TASK DESCRIPTION: Gather up all lines that carry the word "select".

— start INPUT MATERIAL —

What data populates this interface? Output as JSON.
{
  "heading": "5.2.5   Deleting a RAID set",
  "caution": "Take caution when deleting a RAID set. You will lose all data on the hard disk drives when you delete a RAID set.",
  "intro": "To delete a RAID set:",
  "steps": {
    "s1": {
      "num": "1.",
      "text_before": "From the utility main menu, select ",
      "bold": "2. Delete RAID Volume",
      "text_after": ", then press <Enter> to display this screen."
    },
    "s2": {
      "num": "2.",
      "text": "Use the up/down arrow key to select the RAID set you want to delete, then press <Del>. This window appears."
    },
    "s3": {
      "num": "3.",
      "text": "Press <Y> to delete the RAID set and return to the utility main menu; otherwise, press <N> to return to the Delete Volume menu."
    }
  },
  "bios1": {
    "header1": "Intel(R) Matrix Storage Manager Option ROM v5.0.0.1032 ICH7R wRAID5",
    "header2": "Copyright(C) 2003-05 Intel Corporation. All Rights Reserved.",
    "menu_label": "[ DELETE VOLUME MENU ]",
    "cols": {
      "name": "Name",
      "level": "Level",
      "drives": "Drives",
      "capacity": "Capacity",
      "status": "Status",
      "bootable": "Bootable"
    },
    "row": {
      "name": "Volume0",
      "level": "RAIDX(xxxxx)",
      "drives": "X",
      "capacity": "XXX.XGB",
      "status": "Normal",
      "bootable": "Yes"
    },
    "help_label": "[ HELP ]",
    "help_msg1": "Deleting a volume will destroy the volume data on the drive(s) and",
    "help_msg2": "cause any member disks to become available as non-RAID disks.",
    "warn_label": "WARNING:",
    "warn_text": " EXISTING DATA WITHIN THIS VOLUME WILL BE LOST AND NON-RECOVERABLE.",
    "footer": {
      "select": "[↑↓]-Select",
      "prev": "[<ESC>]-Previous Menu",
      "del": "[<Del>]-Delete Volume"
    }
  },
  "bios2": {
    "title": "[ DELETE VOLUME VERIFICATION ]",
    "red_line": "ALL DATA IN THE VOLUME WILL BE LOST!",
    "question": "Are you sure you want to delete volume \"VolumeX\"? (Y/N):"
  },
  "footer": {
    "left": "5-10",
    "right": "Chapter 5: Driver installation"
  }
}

— end INPUT MATERIAL —

RESPONSE BELOW:
      "text_before": "From the utility main menu, select ",
      "text": "Use the up/down arrow key to select the RAID set you want to delete, then press <Del>. This window appears."
      "select": "[↑↓]-Select",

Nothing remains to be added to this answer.